WHAT IS NEEDED: Quote the entries that follow exactly, leaving none out.

DATA:
--- Start ---
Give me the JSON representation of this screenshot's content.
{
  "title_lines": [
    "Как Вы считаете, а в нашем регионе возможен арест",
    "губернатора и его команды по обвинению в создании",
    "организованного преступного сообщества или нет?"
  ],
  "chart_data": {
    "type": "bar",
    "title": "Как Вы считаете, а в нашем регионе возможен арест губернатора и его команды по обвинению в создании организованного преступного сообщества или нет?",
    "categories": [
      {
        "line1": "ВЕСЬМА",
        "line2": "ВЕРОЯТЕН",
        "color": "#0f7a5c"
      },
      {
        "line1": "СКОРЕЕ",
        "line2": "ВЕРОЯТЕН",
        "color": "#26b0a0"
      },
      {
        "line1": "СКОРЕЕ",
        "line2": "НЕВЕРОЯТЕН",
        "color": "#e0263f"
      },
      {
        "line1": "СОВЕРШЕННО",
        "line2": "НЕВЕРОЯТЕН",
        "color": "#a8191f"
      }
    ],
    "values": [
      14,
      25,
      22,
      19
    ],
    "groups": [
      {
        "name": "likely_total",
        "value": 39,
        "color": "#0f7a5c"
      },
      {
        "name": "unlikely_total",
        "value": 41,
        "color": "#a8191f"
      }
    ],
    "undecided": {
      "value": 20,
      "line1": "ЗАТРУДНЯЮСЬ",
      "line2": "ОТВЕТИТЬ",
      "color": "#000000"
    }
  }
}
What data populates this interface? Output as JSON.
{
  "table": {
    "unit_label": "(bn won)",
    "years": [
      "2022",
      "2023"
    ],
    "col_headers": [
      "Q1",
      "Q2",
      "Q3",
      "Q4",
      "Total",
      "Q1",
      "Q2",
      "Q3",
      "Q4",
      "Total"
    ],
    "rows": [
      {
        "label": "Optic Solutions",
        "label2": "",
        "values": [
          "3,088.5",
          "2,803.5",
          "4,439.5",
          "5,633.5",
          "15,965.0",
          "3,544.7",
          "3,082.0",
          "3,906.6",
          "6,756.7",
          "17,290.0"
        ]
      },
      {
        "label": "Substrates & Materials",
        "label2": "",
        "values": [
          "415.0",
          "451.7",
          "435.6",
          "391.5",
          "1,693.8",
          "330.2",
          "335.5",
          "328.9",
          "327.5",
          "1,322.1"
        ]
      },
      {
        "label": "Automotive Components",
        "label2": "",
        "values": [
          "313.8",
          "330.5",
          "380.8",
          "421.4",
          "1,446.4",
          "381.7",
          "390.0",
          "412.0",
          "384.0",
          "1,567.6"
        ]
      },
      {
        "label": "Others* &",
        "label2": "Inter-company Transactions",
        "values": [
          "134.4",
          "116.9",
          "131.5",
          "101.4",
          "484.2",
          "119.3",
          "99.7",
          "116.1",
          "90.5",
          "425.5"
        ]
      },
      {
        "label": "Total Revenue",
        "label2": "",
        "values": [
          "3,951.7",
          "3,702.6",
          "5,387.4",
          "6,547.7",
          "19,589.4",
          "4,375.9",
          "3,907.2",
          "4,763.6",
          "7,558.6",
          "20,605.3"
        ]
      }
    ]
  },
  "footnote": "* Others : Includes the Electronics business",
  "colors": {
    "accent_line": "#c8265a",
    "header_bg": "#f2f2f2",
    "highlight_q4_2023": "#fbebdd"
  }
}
--- End ---
RESULT BELOW:
Give me the JSON representation of this screenshot's content.
{
  "title_lines": [
    "Как Вы считаете, а в нашем регионе возможен арест",
    "губернатора и его команды по обвинению в создании",
    "организованного преступного сообщества или нет?"
  ],
  "chart_data": {
    "type": "bar",
    "title": "Как Вы считаете, а в нашем регионе возможен арест губернатора и его команды по обвинению в создании организованного преступного сообщества или нет?",
    "categories": [
      {
        "line1": "ВЕСЬМА",
        "line2": "ВЕРОЯТЕН",
        "color": "#0f7a5c"
      },
      {
        "line1": "СКОРЕЕ",
        "line2": "ВЕРОЯТЕН",
        "color": "#26b0a0"
      },
      {
        "line1": "СКОРЕЕ",
        "line2": "НЕВЕРОЯТЕН",
        "color": "#e0263f"
      },
      {
        "line1": "СОВЕРШЕННО",
        "line2": "НЕВЕРОЯТЕН",
        "color": "#a8191f"
      }
    ],
    "values": [
      14,
      25,
      22,
      19
    ],
    "groups": [
      {
        "name": "likely_total",
        "value": 39,
        "color": "#0f7a5c"
      },
      {
        "name": "unlikely_total",
        "value": 41,
        "color": "#a8191f"
      }
    ],
    "undecided": {
      "value": 20,
      "line1": "ЗАТРУДНЯЮСЬ",
      "line2": "ОТВЕТИТЬ",
      "color": "#000000"
    }
  }
}
What data populates this interface? Output as JSON.
{
  "table": {
    "unit_label": "(bn won)",
    "years": [
      "2022",
      "2023"
    ],
    "col_headers": [
      "Q1",
      "Q2",
      "Q3",
      "Q4",
      "Total",
      "Q1",
      "Q2",
      "Q3",
      "Q4",
      "Total"
    ],
    "rows": [
      {
        "label": "Optic Solutions",
        "label2": "",
        "values": [
          "3,088.5",
          "2,803.5",
          "4,439.5",
          "5,633.5",
          "15,965.0",
          "3,544.7",
          "3,082.0",
          "3,906.6",
          "6,756.7",
          "17,290.0"
        ]
      },
      {
        "label": "Substrates & Materials",
        "label2": "",
        "values": [
          "415.0",
          "451.7",
          "435.6",
          "391.5",
          "1,693.8",
          "330.2",
          "335.5",
          "328.9",
          "327.5",
          "1,322.1"
        ]
      },
      {
        "label": "Automotive Components",
        "label2": "",
        "values": [
          "313.8",
          "330.5",
          "380.8",
          "421.4",
          "1,446.4",
          "381.7",
          "390.0",
          "412.0",
          "384.0",
          "1,567.6"
        ]
      },
      {
        "label": "Others* &",
        "label2": "Inter-company Transactions",
        "values": [
          "134.4",
          "116.9",
          "131.5",
          "101.4",
          "484.2",
          "119.3",
          "99.7",
          "116.1",
          "90.5",
          "425.5"
        ]
      },
      {
        "label": "Total Revenue",
        "label2": "",
        "values": [
          "3,951.7",
          "3,702.6",
          "5,387.4",
          "6,547.7",
          "19,589.4",
          "4,375.9",
          "3,907.2",
          "4,763.6",
          "7,558.6",
          "20,605.3"
        ]
      }
    ]
  },
  "footnote": "* Others : Includes the Electronics business",
  "colors": {
    "accent_line": "#c8265a",
    "header_bg": "#f2f2f2",
    "highlight_q4_2023": "#fbebdd"
  }
}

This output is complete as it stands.